■ DIRECTION ■
In the table of contents below, what is the title of Part Two?

■ DOCUMENT TEXT ■
Here's the table of contents for The Case for Life:

Part One: Pro-Life Christians Clarify the Debate

1. What's the Issue?
2. What Is the Unborn?
3. What Makes Humans valuable?
4. Is Embryonic Stem Cell Research Morally Complex?

Part Two: Pro-Life Christians Establish a Foundation for the Debate

5. The Ground Rules: Can You Name My Claim?
6. The Ground Rules Part 2: Is Moral Neutrality Possible?
7. Foundations: Does God Matter or am I just Matter?
8. Dead Silence: Does the Bible Justify Abortion?

Part Three: Pro-Life Christians Answer Objections Persuasively

9. From Debate to Dialogue: Asking the Right Questions
10. The Coathanger Objection: "Women will Die from Illegal Abortions"
11. The Tolerance Objection: "You shouldn't force your views on others."
12. The Single Issue Objection: "Pro-lifers should broaden their focus"
13. The Hard Cases Objection: "Rape justifies abortion"
14. The "I Don't Like You" Objection: "Men can't get pregnant" and other attacks
15. The Bodily Autonomy Objection: "It's my body, I'll decide"

■ GIVEN RECORDS ■
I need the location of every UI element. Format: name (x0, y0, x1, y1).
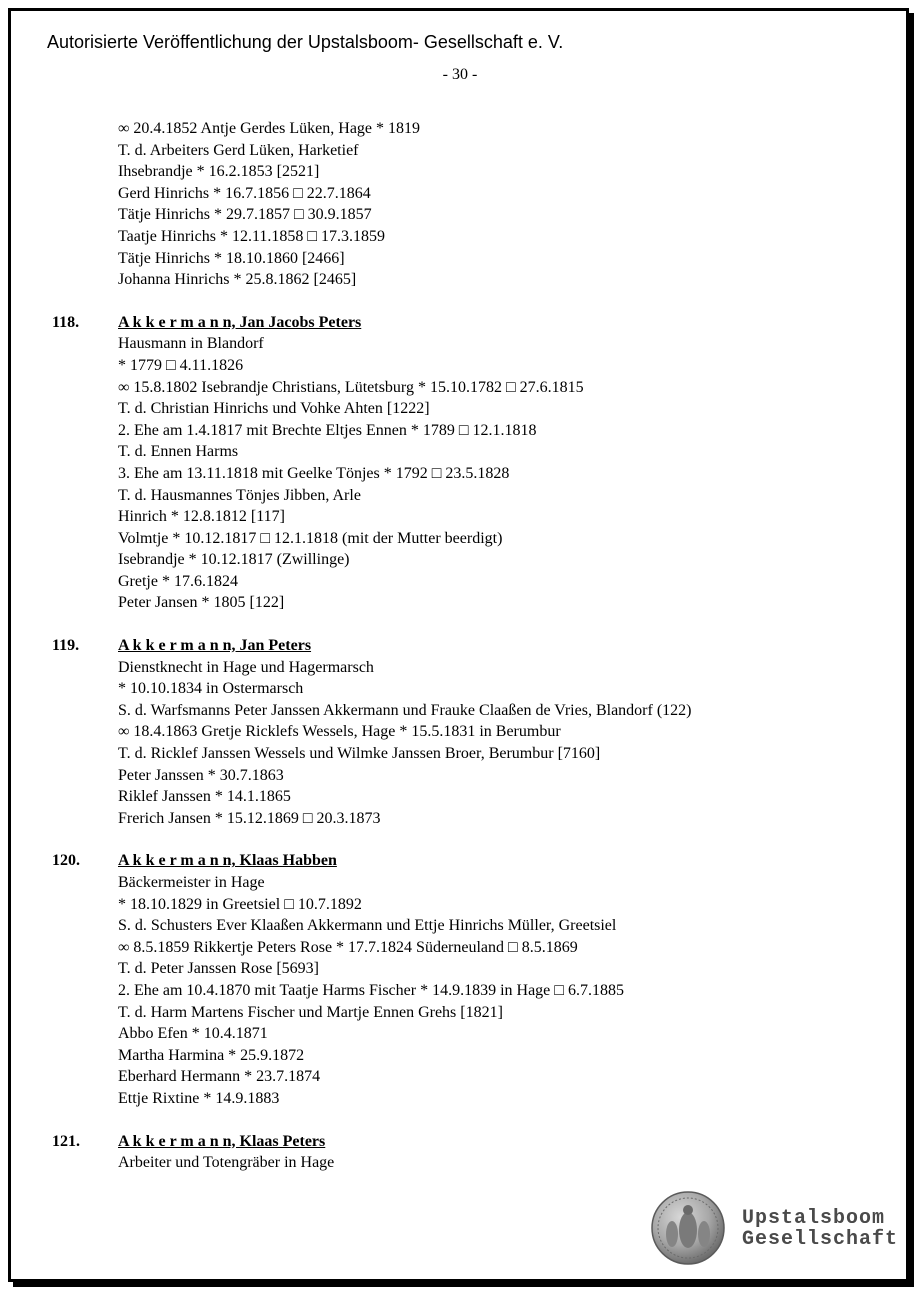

...

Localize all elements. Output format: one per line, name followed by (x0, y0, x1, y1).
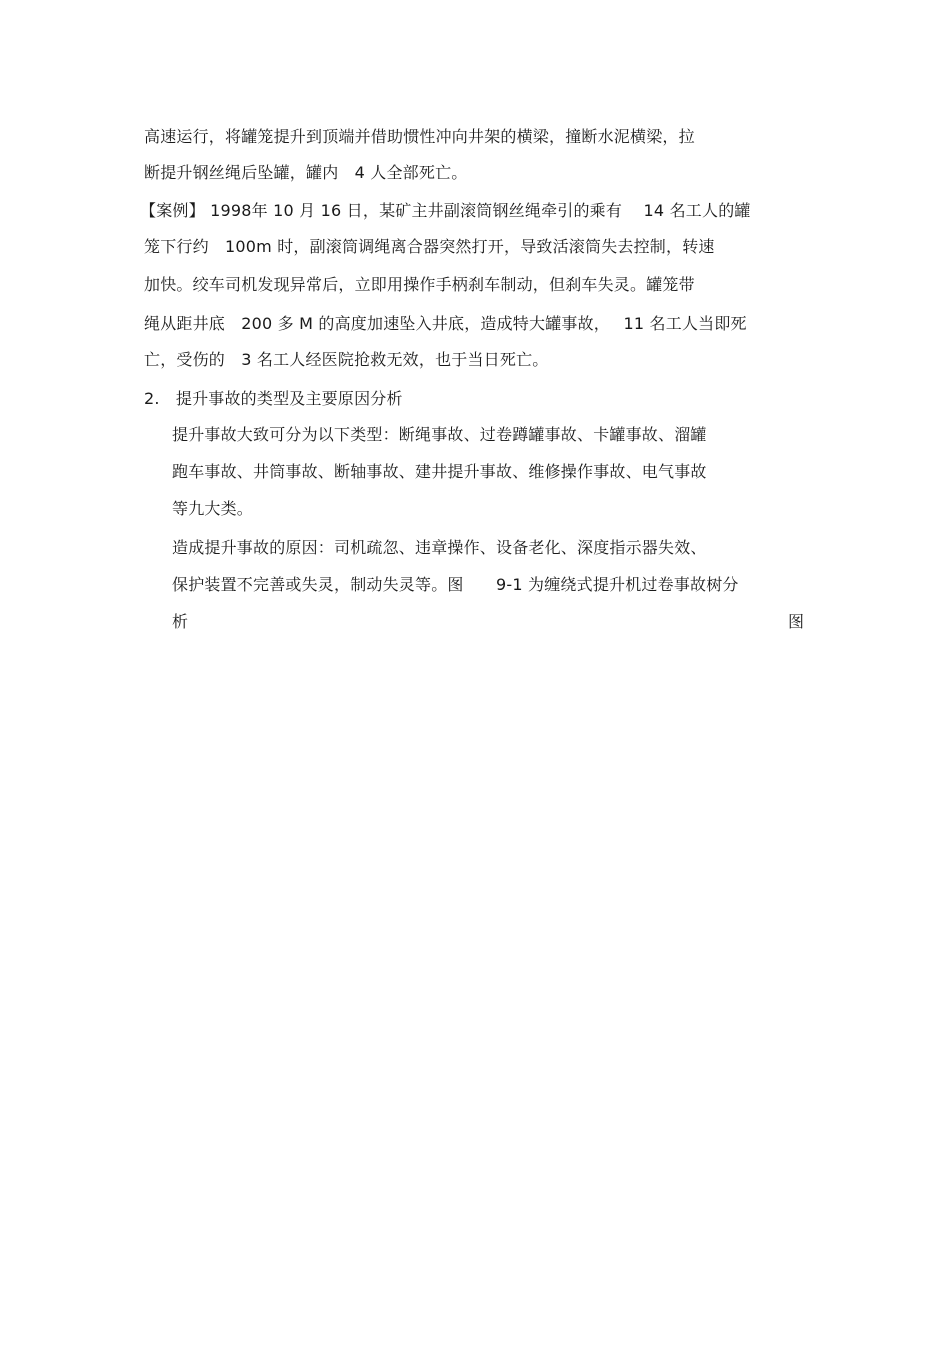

■ WRITTEN ANSWER ■
Pro-Life Christians Establish a Foundation for the Debate